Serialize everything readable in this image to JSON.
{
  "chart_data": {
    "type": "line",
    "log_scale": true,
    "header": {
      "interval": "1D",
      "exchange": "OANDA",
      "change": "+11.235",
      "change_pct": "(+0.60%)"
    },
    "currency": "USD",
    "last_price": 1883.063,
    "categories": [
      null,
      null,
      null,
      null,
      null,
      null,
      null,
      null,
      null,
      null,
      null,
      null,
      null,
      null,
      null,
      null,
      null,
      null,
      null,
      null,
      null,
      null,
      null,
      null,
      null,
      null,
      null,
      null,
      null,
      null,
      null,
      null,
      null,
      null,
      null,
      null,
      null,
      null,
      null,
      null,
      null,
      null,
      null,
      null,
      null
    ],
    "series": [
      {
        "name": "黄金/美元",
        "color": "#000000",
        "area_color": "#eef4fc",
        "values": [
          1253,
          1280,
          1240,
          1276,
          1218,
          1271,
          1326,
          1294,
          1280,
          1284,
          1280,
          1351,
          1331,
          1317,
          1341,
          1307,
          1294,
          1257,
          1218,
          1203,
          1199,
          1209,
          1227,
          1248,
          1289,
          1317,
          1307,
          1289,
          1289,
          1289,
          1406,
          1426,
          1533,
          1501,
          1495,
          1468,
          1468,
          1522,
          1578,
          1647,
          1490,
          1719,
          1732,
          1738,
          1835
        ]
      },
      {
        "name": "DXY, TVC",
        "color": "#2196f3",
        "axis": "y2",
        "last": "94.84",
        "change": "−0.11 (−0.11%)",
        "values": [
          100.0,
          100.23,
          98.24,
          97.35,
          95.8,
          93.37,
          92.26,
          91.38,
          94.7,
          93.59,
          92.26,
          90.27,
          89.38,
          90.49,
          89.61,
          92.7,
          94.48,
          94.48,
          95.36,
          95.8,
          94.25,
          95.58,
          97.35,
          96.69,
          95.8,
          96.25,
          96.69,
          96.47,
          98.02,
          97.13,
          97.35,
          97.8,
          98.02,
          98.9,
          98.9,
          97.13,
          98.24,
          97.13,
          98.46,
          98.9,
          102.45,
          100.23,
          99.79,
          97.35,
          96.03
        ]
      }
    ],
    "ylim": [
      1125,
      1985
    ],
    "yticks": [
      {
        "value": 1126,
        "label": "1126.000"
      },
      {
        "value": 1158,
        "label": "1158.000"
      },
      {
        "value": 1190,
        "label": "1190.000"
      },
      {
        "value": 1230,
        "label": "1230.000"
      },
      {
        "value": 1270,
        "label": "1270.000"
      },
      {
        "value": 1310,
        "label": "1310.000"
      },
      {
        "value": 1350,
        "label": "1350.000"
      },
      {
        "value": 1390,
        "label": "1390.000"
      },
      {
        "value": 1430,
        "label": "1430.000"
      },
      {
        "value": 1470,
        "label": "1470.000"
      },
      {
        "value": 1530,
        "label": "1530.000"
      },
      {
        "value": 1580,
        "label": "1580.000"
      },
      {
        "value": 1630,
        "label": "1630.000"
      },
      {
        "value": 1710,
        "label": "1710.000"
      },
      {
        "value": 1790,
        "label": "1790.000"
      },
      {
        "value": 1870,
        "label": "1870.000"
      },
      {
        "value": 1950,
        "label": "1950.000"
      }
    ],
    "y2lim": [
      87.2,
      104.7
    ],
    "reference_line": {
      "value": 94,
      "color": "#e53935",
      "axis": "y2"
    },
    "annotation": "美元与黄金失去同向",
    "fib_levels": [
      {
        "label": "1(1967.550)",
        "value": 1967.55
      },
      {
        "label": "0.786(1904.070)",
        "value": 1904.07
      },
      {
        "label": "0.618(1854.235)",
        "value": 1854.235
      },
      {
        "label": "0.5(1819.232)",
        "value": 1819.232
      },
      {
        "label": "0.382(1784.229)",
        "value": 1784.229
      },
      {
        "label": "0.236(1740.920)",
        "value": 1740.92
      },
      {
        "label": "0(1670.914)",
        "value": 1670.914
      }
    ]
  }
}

▶ _Instructions for the task_
From the data above, extract every line in its exact form.

▶ _Exercise result_
Serialize everything readable in this image to JSON.
{
  "chart_data": {
    "type": "line",
    "log_scale": true,
    "header": {
      "interval": "1D",
      "exchange": "OANDA",
      "change": "+11.235",
      "change_pct": "(+0.60%)"
    },
    "currency": "USD",
    "last_price": 1883.063,
    "categories": [
      null,
      null,
      null,
      null,
      null,
      null,
      null,
      null,
      null,
      null,
      null,
      null,
      null,
      null,
      null,
      null,
      null,
      null,
      null,
      null,
      null,
      null,
      null,
      null,
      null,
      null,
      null,
      null,
      null,
      null,
      null,
      null,
      null,
      null,
      null,
      null,
      null,
      null,
      null,
      null,
      null,
      null,
      null,
      null,
      null
    ],
    "series": [
      {
        "name": "黄金/美元",
        "color": "#000000",
        "area_color": "#eef4fc",
        "values": [
          1253,
          1280,
          1240,
          1276,
          1218,
          1271,
          1326,
          1294,
          1280,
          1284,
          1280,
          1351,
          1331,
          1317,
          1341,
          1307,
          1294,
          1257,
          1218,
          1203,
          1199,
          1209,
          1227,
          1248,
          1289,
          1317,
          1307,
          1289,
          1289,
          1289,
          1406,
          1426,
          1533,
          1501,
          1495,
          1468,
          1468,
          1522,
          1578,
          1647,
          1490,
          1719,
          1732,
          1738,
          1835
        ]
      },
      {
        "name": "DXY, TVC",
        "color": "#2196f3",
        "axis": "y2",
        "last": "94.84",
        "change": "−0.11 (−0.11%)",
        "values": [
          100.0,
          100.23,
          98.24,
          97.35,
          95.8,
          93.37,
          92.26,
          91.38,
          94.7,
          93.59,
          92.26,
          90.27,
          89.38,
          90.49,
          89.61,
          92.7,
          94.48,
          94.48,
          95.36,
          95.8,
          94.25,
          95.58,
          97.35,
          96.69,
          95.8,
          96.25,
          96.69,
          96.47,
          98.02,
          97.13,
          97.35,
          97.8,
          98.02,
          98.9,
          98.9,
          97.13,
          98.24,
          97.13,
          98.46,
          98.9,
          102.45,
          100.23,
          99.79,
          97.35,
          96.03
        ]
      }
    ],
    "ylim": [
      1125,
      1985
    ],
    "yticks": [
      {
        "value": 1126,
        "label": "1126.000"
      },
      {
        "value": 1158,
        "label": "1158.000"
      },
      {
        "value": 1190,
        "label": "1190.000"
      },
      {
        "value": 1230,
        "label": "1230.000"
      },
      {
        "value": 1270,
        "label": "1270.000"
      },
      {
        "value": 1310,
        "label": "1310.000"
      },
      {
        "value": 1350,
        "label": "1350.000"
      },
      {
        "value": 1390,
        "label": "1390.000"
      },
      {
        "value": 1430,
        "label": "1430.000"
      },
      {
        "value": 1470,
        "label": "1470.000"
      },
      {
        "value": 1530,
        "label": "1530.000"
      },
      {
        "value": 1580,
        "label": "1580.000"
      },
      {
        "value": 1630,
        "label": "1630.000"
      },
      {
        "value": 1710,
        "label": "1710.000"
      },
      {
        "value": 1790,
        "label": "1790.000"
      },
      {
        "value": 1870,
        "label": "1870.000"
      },
      {
        "value": 1950,
        "label": "1950.000"
      }
    ],
    "y2lim": [
      87.2,
      104.7
    ],
    "reference_line": {
      "value": 94,
      "color": "#e53935",
      "axis": "y2"
    },
    "annotation": "美元与黄金失去同向",
    "fib_levels": [
      {
        "label": "1(1967.550)",
        "value": 1967.55
      },
      {
        "label": "0.786(1904.070)",
        "value": 1904.07
      },
      {
        "label": "0.618(1854.235)",
        "value": 1854.235
      },
      {
        "label": "0.5(1819.232)",
        "value": 1819.232
      },
      {
        "label": "0.382(1784.229)",
        "value": 1784.229
      },
      {
        "label": "0.236(1740.920)",
        "value": 1740.92
      },
      {
        "label": "0(1670.914)",
        "value": 1670.914
      }
    ]
  }
}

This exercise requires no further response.